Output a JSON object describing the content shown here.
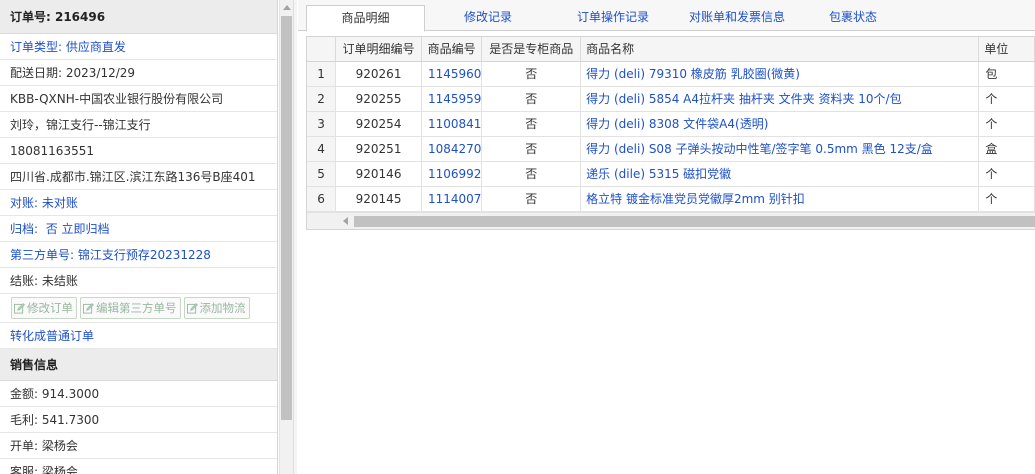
{
  "order": {
    "title": "订单号: 216496",
    "type": "订单类型: 供应商直发",
    "delivery_date": "配送日期: 2023/12/29",
    "company": "KBB-QXNH-中国农业银行股份有限公司",
    "contact": "刘玲，锦江支行--锦江支行",
    "phone": "18081163551",
    "address": "四川省.成都市.锦江区.滨江东路136号B座401",
    "reconcile": "对账: 未对账",
    "archive_label": "归档:",
    "archive_value": "否",
    "archive_link": "立即归档",
    "third_party_no": "第三方单号: 锦江支行预存20231228",
    "settlement": "结账: 未结账",
    "buttons": {
      "edit_order": "修改订单",
      "edit_third_party": "编辑第三方单号",
      "add_logistics": "添加物流"
    },
    "convert_link": "转化成普通订单"
  },
  "sales": {
    "title": "销售信息",
    "amount": "金额: 914.3000",
    "gross_profit": "毛利: 541.7300",
    "issuer": "开单: 梁杨会",
    "service": "客服: 梁杨会"
  },
  "tabs": [
    {
      "label": "商品明细"
    },
    {
      "label": "修改记录"
    },
    {
      "label": "订单操作记录"
    },
    {
      "label": "对账单和发票信息"
    },
    {
      "label": "包裹状态"
    }
  ],
  "table": {
    "headers": [
      "订单明细编号",
      "商品编号",
      "是否是专柜商品",
      "商品名称",
      "单位"
    ],
    "rows": [
      {
        "n": "1",
        "detail_id": "920261",
        "product_id": "1145960",
        "counter": "否",
        "name": "得力 (deli)  79310 橡皮筋 乳胶圈(微黄)",
        "unit": "包"
      },
      {
        "n": "2",
        "detail_id": "920255",
        "product_id": "1145959",
        "counter": "否",
        "name": "得力 (deli)  5854 A4拉杆夹 抽杆夹 文件夹 资料夹 10个/包",
        "unit": "个"
      },
      {
        "n": "3",
        "detail_id": "920254",
        "product_id": "1100841",
        "counter": "否",
        "name": "得力 (deli)  8308 文件袋A4(透明)",
        "unit": "个"
      },
      {
        "n": "4",
        "detail_id": "920251",
        "product_id": "1084270",
        "counter": "否",
        "name": "得力 (deli)  S08 子弹头按动中性笔/签字笔 0.5mm 黑色 12支/盒",
        "unit": "盒"
      },
      {
        "n": "5",
        "detail_id": "920146",
        "product_id": "1106992",
        "counter": "否",
        "name": "递乐 (dile)  5315 磁扣党徽",
        "unit": "个"
      },
      {
        "n": "6",
        "detail_id": "920145",
        "product_id": "1114007",
        "counter": "否",
        "name": "格立特 镀金标准党员党徽厚2mm 别针扣",
        "unit": "个"
      }
    ]
  }
}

────

> **Problem to work on**:
Above are records with pictures; repeat the records exactly and leave the pictures out.

> **Answer to the problem**:
Output a JSON object describing the content shown here.
{
  "order": {
    "title": "订单号: 216496",
    "type": "订单类型: 供应商直发",
    "delivery_date": "配送日期: 2023/12/29",
    "company": "KBB-QXNH-中国农业银行股份有限公司",
    "contact": "刘玲，锦江支行--锦江支行",
    "phone": "18081163551",
    "address": "四川省.成都市.锦江区.滨江东路136号B座401",
    "reconcile": "对账: 未对账",
    "archive_label": "归档:",
    "archive_value": "否",
    "archive_link": "立即归档",
    "third_party_no": "第三方单号: 锦江支行预存20231228",
    "settlement": "结账: 未结账",
    "buttons": {
      "edit_order": "修改订单",
      "edit_third_party": "编辑第三方单号",
      "add_logistics": "添加物流"
    },
    "convert_link": "转化成普通订单"
  },
  "sales": {
    "title": "销售信息",
    "amount": "金额: 914.3000",
    "gross_profit": "毛利: 541.7300",
    "issuer": "开单: 梁杨会",
    "service": "客服: 梁杨会"
  },
  "tabs": [
    {
      "label": "商品明细"
    },
    {
      "label": "修改记录"
    },
    {
      "label": "订单操作记录"
    },
    {
      "label": "对账单和发票信息"
    },
    {
      "label": "包裹状态"
    }
  ],
  "table": {
    "headers": [
      "订单明细编号",
      "商品编号",
      "是否是专柜商品",
      "商品名称",
      "单位"
    ],
    "rows": [
      {
        "n": "1",
        "detail_id": "920261",
        "product_id": "1145960",
        "counter": "否",
        "name": "得力 (deli)  79310 橡皮筋 乳胶圈(微黄)",
        "unit": "包"
      },
      {
        "n": "2",
        "detail_id": "920255",
        "product_id": "1145959",
        "counter": "否",
        "name": "得力 (deli)  5854 A4拉杆夹 抽杆夹 文件夹 资料夹 10个/包",
        "unit": "个"
      },
      {
        "n": "3",
        "detail_id": "920254",
        "product_id": "1100841",
        "counter": "否",
        "name": "得力 (deli)  8308 文件袋A4(透明)",
        "unit": "个"
      },
      {
        "n": "4",
        "detail_id": "920251",
        "product_id": "1084270",
        "counter": "否",
        "name": "得力 (deli)  S08 子弹头按动中性笔/签字笔 0.5mm 黑色 12支/盒",
        "unit": "盒"
      },
      {
        "n": "5",
        "detail_id": "920146",
        "product_id": "1106992",
        "counter": "否",
        "name": "递乐 (dile)  5315 磁扣党徽",
        "unit": "个"
      },
      {
        "n": "6",
        "detail_id": "920145",
        "product_id": "1114007",
        "counter": "否",
        "name": "格立特 镀金标准党员党徽厚2mm 别针扣",
        "unit": "个"
      }
    ]
  }
}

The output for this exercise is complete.